[Stored dataset items]

** start **

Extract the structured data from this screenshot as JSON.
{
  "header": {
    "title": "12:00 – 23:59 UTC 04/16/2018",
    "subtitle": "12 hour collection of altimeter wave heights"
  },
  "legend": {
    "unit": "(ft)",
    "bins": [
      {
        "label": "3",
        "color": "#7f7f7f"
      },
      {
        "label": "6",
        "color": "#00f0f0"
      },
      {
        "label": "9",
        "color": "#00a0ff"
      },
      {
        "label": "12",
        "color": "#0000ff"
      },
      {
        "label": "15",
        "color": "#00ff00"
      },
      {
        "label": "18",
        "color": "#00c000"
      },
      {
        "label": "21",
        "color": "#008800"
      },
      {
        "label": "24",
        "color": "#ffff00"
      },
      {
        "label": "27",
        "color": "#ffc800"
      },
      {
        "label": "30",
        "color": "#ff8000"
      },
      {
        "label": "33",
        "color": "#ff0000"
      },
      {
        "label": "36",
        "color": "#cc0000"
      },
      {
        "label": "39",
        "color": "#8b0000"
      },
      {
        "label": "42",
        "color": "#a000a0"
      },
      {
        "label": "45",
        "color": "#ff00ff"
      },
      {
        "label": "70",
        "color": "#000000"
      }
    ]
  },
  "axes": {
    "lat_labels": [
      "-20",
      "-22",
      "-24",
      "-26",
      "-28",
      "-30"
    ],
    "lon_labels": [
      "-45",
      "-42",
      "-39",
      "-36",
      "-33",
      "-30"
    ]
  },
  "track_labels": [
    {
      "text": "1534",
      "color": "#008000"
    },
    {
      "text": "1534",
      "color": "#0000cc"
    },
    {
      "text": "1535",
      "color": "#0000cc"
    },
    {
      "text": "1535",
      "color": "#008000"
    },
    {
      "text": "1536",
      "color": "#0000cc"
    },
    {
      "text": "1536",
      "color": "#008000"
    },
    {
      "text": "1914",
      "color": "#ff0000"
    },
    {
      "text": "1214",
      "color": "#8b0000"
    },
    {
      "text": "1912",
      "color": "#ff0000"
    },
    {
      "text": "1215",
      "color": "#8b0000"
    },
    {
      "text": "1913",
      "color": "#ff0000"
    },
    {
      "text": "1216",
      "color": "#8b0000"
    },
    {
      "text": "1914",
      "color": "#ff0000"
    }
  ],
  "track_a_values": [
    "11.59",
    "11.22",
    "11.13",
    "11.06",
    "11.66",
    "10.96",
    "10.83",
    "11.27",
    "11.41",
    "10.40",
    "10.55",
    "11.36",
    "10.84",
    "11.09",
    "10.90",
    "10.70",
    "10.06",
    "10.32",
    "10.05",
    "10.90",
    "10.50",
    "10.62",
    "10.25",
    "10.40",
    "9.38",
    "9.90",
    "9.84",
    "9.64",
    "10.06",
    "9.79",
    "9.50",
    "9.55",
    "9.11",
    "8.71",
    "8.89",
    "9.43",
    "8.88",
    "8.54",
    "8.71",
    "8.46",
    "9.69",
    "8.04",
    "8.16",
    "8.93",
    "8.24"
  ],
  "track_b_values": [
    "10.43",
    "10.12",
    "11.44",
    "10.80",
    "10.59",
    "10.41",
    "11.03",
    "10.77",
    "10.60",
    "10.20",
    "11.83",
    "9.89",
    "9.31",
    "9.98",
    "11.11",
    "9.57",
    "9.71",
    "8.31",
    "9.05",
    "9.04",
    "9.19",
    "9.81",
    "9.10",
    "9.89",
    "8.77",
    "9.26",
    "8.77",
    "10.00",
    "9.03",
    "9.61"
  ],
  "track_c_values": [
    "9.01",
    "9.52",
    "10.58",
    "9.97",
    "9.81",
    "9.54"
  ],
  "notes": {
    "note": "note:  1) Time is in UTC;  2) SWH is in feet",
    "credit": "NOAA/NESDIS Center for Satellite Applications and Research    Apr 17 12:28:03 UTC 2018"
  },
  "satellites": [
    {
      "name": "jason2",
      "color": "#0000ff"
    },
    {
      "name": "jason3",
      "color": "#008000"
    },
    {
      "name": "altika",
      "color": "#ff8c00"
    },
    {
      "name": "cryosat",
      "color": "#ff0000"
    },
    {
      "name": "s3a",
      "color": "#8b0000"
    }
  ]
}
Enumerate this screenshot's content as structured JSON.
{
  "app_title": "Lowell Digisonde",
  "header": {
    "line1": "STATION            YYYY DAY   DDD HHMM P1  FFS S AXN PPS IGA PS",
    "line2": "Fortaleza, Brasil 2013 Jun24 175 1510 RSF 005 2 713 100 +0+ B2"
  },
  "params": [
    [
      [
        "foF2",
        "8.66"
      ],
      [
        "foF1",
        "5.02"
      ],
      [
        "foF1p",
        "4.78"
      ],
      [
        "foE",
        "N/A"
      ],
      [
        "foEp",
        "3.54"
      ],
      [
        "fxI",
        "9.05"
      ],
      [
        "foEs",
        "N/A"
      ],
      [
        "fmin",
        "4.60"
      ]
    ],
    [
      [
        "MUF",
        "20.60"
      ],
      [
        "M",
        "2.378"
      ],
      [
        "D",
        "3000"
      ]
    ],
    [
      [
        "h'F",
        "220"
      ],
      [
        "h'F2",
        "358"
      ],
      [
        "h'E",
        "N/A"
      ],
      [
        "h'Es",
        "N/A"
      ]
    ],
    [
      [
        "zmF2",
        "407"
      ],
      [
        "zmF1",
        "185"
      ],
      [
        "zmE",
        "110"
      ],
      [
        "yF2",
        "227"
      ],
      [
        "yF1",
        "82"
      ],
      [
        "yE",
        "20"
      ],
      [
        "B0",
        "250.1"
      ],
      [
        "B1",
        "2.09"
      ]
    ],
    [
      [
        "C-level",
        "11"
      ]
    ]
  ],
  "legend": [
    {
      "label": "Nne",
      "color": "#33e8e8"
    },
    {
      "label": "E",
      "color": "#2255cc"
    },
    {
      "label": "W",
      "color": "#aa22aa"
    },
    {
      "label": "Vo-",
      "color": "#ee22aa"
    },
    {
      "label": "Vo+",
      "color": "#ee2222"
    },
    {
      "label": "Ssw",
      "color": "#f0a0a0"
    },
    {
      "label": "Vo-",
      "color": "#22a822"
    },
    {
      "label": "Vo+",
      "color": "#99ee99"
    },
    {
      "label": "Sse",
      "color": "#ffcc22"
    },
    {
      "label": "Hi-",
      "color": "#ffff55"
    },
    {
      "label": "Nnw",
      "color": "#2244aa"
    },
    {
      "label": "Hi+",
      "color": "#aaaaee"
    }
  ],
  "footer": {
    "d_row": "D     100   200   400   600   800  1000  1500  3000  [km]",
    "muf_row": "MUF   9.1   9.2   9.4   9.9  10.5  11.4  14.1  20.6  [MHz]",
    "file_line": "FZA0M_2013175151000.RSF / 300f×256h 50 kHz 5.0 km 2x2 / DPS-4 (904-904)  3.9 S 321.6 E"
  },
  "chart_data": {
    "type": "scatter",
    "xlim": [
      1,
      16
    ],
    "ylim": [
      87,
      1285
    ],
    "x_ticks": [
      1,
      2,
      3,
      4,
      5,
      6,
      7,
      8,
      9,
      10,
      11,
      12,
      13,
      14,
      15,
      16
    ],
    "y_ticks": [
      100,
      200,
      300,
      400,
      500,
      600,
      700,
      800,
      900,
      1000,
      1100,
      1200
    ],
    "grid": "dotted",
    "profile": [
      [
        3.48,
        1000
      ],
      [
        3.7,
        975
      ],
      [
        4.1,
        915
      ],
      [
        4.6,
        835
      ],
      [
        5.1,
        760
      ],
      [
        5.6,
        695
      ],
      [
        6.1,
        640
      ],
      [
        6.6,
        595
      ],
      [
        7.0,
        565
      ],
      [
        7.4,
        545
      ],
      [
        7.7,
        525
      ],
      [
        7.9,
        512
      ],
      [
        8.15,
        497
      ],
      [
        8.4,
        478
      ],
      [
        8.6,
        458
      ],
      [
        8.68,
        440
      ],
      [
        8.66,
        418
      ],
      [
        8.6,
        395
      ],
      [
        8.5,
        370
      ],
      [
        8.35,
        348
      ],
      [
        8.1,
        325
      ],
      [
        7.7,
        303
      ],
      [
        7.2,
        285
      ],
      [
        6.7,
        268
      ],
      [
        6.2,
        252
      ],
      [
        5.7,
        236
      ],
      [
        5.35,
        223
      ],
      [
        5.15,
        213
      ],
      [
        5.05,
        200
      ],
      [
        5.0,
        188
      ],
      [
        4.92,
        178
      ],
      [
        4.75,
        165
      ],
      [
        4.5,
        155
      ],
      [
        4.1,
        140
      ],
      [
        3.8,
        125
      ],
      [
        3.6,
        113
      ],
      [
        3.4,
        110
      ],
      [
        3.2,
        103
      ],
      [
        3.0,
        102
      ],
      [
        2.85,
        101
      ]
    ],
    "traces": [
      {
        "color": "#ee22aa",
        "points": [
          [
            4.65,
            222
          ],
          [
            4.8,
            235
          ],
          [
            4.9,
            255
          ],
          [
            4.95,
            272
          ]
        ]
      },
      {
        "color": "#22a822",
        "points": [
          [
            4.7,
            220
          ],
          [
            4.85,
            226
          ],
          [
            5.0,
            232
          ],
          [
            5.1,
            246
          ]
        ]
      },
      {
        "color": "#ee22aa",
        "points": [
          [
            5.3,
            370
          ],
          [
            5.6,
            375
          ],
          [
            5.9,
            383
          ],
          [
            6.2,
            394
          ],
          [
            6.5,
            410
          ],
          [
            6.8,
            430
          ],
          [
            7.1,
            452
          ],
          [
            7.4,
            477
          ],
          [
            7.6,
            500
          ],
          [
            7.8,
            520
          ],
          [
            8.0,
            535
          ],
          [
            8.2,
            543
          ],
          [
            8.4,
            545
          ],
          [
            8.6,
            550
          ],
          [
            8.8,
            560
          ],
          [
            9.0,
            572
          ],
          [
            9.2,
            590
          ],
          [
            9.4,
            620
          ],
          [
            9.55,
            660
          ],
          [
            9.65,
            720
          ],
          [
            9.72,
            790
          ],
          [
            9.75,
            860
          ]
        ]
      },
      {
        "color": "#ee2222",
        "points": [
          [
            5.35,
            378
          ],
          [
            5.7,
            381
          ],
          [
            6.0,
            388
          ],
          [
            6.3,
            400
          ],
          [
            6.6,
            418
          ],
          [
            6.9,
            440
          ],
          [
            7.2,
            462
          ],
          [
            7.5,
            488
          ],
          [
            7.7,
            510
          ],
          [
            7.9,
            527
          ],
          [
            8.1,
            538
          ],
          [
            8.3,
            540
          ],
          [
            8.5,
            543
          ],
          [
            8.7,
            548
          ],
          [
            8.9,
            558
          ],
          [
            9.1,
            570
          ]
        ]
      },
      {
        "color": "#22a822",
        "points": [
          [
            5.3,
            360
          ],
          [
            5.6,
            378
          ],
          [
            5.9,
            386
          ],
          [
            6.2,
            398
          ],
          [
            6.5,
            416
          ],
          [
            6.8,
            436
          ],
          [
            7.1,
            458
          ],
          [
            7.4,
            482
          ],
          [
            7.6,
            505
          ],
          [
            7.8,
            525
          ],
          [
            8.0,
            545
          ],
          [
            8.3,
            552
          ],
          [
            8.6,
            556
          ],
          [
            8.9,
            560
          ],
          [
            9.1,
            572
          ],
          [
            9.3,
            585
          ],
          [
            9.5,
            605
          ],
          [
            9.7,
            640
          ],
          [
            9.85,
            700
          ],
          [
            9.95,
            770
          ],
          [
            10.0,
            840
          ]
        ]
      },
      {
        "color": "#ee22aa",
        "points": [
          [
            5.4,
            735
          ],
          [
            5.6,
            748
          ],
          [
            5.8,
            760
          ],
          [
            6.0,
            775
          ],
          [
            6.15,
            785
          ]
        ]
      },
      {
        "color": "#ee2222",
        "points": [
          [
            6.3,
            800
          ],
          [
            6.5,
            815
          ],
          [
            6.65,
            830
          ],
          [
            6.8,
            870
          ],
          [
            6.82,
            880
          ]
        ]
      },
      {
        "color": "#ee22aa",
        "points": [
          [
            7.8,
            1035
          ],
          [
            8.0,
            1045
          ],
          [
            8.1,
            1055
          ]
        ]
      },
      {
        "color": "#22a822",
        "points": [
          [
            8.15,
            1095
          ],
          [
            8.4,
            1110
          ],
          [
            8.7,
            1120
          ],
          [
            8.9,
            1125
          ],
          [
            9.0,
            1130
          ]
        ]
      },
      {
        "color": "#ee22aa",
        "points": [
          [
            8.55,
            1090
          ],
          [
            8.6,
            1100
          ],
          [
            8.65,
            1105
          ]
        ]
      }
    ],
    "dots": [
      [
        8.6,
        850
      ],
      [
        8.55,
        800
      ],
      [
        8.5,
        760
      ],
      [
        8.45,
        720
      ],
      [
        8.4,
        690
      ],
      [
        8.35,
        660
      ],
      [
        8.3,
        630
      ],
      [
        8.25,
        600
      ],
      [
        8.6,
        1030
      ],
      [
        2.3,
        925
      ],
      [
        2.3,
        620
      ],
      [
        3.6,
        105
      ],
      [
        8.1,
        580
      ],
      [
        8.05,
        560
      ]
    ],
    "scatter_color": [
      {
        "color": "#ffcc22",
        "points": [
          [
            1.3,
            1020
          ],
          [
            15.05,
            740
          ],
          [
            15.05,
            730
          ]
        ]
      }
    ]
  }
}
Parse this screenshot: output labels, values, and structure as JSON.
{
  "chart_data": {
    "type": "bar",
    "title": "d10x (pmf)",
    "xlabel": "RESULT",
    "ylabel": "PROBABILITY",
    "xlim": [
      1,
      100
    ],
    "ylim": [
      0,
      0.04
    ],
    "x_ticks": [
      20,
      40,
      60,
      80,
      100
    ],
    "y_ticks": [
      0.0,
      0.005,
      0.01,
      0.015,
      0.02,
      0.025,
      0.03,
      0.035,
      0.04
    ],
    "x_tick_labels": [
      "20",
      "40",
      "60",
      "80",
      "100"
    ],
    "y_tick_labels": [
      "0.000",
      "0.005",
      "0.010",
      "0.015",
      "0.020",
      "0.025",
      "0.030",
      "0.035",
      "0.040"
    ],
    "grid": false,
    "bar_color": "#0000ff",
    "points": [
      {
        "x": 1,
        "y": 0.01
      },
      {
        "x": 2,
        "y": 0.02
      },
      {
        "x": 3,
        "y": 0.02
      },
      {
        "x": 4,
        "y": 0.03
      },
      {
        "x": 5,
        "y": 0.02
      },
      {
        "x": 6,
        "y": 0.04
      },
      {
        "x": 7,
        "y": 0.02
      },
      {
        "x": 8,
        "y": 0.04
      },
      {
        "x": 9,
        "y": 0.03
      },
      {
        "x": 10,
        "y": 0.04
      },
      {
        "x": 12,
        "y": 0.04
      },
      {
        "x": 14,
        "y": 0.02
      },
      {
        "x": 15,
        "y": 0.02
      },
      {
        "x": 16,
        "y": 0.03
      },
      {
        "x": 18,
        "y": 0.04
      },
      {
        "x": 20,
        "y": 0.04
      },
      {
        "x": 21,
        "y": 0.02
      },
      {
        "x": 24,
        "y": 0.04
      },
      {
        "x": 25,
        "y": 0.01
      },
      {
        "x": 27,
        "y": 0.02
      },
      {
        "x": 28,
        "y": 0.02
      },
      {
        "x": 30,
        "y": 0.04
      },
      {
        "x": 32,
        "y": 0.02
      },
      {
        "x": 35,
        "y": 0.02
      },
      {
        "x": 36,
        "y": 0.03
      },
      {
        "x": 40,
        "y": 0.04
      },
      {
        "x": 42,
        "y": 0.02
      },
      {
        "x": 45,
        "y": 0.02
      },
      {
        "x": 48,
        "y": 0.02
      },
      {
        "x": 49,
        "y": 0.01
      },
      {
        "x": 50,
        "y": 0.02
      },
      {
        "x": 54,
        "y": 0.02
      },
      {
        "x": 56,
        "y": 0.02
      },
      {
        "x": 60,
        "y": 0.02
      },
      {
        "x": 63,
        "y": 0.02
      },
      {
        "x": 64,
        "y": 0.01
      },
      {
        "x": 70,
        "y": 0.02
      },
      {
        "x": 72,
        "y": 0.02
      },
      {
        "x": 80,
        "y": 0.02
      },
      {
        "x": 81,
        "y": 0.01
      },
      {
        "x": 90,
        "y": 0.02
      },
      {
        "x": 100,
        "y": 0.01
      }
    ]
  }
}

** end **

### Instructions for the task
For this exercise, gather every line of the data that contains the word "screenshot".

### Result
Extract the structured data from this screenshot as JSON.
Enumerate this screenshot's content as structured JSON.
Parse this screenshot: output labels, values, and structure as JSON.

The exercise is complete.